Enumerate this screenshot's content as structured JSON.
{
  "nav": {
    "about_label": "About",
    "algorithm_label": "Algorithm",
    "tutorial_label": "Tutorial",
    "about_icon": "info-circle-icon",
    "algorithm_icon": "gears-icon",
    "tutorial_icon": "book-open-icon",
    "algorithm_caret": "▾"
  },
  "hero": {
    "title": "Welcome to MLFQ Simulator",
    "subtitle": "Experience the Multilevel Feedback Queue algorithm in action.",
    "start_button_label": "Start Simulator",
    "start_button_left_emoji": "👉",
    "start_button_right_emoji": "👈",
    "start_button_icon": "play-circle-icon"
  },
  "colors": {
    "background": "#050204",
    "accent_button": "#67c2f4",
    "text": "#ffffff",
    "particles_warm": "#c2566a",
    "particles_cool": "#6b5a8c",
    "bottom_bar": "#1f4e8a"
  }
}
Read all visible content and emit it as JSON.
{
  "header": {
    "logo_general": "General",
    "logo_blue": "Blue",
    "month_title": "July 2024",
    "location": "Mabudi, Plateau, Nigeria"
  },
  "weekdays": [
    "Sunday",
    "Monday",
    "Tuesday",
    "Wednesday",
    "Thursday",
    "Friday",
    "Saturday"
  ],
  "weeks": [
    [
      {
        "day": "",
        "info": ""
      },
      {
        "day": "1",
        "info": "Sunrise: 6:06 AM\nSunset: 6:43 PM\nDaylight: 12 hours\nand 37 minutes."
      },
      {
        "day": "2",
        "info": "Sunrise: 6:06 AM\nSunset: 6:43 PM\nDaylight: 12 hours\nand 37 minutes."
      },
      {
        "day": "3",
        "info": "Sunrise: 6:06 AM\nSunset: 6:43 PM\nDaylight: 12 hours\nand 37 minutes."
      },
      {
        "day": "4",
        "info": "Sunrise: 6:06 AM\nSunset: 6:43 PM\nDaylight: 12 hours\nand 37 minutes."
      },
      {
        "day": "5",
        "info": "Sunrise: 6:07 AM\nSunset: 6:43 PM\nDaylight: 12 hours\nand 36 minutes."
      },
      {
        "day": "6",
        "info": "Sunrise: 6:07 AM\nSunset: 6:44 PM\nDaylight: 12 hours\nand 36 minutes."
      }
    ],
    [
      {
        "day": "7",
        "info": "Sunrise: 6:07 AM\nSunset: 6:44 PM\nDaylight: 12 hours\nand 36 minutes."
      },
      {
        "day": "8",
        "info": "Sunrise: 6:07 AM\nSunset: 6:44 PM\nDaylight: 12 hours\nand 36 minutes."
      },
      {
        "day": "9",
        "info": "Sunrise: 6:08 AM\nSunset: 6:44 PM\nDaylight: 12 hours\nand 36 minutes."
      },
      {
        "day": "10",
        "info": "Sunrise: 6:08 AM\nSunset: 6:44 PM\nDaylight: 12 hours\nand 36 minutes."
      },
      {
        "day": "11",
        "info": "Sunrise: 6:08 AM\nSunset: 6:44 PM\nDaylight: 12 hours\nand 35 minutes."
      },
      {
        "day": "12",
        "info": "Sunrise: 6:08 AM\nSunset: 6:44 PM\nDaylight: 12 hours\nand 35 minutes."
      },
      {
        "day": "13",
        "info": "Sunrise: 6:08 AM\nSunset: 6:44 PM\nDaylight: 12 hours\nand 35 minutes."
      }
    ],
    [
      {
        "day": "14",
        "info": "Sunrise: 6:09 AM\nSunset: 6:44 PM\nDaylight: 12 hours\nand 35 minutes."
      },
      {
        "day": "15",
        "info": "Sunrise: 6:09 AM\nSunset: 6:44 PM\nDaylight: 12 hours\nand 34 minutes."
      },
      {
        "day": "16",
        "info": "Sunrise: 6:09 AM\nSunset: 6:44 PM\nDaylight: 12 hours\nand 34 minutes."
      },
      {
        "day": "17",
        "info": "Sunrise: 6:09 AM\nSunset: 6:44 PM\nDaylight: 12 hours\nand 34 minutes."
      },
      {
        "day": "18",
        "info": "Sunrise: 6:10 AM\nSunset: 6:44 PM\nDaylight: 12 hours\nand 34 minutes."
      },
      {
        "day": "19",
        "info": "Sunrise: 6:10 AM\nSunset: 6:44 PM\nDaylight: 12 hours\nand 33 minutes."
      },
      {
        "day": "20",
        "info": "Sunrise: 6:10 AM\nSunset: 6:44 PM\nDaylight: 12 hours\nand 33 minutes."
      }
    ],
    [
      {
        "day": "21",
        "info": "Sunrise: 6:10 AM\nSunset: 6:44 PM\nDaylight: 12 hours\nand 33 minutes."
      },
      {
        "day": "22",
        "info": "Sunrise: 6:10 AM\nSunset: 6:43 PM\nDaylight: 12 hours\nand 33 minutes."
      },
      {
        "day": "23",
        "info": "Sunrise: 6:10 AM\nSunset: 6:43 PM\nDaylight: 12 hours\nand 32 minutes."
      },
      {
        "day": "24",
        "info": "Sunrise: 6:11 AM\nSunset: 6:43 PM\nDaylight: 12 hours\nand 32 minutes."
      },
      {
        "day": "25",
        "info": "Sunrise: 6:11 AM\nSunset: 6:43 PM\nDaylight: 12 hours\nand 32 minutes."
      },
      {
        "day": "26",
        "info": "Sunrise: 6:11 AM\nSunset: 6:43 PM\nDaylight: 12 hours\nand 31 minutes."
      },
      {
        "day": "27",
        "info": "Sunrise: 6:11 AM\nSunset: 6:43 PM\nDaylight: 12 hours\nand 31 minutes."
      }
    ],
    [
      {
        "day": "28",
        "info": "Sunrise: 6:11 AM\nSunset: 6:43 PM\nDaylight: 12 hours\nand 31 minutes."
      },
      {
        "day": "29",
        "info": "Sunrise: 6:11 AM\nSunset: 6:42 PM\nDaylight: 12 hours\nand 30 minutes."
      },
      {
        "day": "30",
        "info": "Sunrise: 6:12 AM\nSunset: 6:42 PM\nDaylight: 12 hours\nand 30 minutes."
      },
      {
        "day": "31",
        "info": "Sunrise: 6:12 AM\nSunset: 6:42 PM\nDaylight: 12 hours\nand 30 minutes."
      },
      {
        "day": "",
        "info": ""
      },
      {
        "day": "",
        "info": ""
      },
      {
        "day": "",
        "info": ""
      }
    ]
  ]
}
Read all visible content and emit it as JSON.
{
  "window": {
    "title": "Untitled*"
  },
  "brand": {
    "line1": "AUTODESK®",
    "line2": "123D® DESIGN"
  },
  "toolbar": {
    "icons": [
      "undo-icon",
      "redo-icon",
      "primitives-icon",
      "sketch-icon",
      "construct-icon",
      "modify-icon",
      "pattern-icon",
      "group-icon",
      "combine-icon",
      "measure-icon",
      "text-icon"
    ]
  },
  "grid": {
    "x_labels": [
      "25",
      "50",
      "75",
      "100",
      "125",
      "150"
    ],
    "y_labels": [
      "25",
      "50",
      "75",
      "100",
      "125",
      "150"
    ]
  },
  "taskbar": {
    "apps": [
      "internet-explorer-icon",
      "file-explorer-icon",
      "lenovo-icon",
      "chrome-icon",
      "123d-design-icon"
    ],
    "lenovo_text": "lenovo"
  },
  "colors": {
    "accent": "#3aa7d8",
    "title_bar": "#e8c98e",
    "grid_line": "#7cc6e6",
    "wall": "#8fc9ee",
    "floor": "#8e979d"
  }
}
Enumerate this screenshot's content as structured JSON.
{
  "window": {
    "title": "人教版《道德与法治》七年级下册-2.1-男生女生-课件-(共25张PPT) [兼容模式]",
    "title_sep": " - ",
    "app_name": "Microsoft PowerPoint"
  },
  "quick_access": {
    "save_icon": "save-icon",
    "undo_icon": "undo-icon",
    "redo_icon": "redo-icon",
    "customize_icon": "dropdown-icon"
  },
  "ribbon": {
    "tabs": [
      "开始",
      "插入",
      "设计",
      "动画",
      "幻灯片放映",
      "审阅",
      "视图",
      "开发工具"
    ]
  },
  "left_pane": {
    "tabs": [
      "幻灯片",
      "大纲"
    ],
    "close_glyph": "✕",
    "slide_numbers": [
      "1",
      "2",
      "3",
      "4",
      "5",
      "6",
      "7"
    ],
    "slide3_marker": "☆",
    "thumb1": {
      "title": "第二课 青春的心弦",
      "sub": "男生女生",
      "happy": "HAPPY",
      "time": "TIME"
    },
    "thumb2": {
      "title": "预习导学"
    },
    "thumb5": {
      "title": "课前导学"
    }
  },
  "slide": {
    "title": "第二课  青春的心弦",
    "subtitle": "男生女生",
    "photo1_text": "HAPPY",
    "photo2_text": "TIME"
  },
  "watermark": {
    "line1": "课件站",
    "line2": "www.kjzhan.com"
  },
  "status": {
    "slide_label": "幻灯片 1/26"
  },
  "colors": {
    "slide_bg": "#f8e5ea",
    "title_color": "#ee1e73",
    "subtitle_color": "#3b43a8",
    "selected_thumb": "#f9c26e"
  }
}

------------------------

→ **What is expected**
Pick out every line with the string "Simulator" and copy it.

→ **Response to the task**
    "title": "Welcome to MLFQ Simulator",
    "start_button_label": "Start Simulator",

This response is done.